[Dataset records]
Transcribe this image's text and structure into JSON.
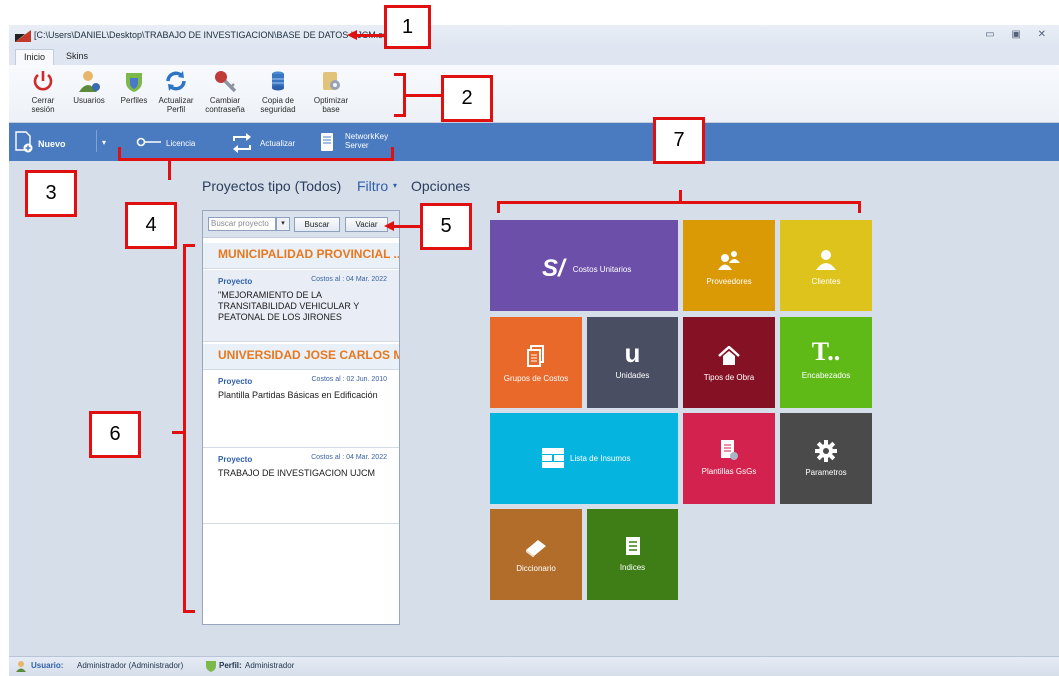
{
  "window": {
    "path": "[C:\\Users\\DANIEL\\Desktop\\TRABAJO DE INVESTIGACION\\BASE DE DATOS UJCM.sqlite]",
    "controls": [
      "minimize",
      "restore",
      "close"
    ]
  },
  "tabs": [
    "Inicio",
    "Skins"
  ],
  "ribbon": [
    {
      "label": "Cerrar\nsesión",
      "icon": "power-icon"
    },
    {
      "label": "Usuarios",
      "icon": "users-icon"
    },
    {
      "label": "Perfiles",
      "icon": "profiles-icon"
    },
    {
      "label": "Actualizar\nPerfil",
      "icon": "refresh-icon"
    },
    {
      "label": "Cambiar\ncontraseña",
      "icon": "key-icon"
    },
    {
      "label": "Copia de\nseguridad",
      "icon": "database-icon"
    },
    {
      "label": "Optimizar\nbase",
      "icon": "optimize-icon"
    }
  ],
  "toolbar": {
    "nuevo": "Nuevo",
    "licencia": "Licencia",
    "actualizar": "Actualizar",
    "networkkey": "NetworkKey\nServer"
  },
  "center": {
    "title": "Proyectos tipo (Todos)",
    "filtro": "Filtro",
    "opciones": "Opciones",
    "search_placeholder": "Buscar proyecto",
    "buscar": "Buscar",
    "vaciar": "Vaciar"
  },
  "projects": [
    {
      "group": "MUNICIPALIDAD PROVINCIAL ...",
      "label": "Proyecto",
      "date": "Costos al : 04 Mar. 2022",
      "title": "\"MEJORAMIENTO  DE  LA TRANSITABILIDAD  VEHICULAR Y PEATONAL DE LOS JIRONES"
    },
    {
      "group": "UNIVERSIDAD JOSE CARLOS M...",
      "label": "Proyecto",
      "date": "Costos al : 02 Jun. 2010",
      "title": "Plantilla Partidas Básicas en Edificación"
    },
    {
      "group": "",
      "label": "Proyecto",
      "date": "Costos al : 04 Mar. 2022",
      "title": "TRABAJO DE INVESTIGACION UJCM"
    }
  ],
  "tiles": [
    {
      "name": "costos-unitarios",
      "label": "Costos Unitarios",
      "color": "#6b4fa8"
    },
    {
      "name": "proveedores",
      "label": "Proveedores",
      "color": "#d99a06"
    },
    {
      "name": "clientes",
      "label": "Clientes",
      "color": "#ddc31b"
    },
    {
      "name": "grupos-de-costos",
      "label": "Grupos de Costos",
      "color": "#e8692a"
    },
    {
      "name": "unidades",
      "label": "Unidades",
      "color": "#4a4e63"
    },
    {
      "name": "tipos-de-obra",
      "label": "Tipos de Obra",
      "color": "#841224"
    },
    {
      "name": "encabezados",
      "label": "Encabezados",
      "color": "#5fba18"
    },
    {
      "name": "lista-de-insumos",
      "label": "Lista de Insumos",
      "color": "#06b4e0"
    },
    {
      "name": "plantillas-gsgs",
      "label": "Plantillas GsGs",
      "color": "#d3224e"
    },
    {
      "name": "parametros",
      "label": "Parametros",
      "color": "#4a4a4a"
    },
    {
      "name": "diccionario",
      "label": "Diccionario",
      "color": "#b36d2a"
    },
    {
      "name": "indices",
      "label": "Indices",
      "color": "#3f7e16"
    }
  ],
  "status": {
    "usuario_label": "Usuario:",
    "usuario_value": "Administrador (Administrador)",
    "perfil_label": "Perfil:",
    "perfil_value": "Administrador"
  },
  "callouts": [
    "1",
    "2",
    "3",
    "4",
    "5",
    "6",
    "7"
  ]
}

==

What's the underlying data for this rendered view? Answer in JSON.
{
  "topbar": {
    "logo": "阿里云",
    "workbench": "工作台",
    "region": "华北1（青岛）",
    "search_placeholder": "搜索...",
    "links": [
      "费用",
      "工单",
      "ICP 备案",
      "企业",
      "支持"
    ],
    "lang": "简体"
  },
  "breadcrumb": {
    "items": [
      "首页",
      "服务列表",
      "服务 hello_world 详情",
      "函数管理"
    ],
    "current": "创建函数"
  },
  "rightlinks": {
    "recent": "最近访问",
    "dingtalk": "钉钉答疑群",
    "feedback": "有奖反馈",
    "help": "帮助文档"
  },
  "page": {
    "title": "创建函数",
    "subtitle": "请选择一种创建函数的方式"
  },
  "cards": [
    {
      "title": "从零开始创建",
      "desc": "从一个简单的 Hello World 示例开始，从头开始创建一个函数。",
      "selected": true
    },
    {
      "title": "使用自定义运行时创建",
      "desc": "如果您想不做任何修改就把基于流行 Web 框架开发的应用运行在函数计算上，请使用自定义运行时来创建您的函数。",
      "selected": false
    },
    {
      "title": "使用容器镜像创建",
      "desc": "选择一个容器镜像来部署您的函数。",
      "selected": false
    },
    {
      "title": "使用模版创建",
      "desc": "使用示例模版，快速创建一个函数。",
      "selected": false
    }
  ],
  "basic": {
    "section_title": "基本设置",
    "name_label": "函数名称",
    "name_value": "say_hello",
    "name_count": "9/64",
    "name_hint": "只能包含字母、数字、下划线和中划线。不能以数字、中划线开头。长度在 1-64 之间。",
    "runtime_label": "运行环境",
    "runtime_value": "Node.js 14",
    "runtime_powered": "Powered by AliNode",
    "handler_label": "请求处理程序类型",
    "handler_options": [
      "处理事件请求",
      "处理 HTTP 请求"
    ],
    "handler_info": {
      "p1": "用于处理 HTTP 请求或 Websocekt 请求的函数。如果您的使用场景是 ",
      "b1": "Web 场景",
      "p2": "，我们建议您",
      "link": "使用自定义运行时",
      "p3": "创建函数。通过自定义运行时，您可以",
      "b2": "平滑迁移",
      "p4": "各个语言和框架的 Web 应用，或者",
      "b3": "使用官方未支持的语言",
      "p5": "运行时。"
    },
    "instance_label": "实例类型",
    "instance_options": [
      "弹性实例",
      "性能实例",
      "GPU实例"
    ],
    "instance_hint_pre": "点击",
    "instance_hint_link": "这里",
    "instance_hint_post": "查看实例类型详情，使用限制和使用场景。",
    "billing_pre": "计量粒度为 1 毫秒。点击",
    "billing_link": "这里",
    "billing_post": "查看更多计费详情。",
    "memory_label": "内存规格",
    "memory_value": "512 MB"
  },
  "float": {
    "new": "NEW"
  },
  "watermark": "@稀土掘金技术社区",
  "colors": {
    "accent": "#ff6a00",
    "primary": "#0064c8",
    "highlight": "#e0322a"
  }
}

--

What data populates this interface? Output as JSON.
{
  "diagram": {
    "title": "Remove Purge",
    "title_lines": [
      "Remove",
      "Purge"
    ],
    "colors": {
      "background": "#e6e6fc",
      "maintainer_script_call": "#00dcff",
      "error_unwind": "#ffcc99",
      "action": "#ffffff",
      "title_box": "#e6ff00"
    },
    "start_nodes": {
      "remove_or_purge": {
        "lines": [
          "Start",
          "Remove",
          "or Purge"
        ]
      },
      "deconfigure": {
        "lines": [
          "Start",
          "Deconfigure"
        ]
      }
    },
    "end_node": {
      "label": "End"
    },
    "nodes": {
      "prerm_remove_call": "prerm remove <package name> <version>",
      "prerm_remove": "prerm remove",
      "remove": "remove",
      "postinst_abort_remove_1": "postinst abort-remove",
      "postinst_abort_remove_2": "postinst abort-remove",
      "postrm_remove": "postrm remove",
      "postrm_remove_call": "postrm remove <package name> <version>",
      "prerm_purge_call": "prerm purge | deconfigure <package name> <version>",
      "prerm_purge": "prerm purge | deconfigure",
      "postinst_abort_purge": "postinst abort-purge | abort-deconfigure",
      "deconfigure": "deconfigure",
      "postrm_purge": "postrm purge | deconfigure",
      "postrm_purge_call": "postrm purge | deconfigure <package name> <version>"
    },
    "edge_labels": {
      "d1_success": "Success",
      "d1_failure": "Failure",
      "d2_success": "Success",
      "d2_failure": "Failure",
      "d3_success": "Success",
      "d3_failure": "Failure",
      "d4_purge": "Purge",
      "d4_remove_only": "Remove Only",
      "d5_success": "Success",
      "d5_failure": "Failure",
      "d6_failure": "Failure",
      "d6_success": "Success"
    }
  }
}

→ SHORT PROBLEM
Look over the material above and show each line where "INVESTIGACION" appears.

→ SOLUTION FOR THIS TASK
    "path": "[C:\\Users\\DANIEL\\Desktop\\TRABAJO DE INVESTIGACION\\BASE DE DATOS UJCM.sqlite]",
      "title": "TRABAJO DE INVESTIGACION UJCM"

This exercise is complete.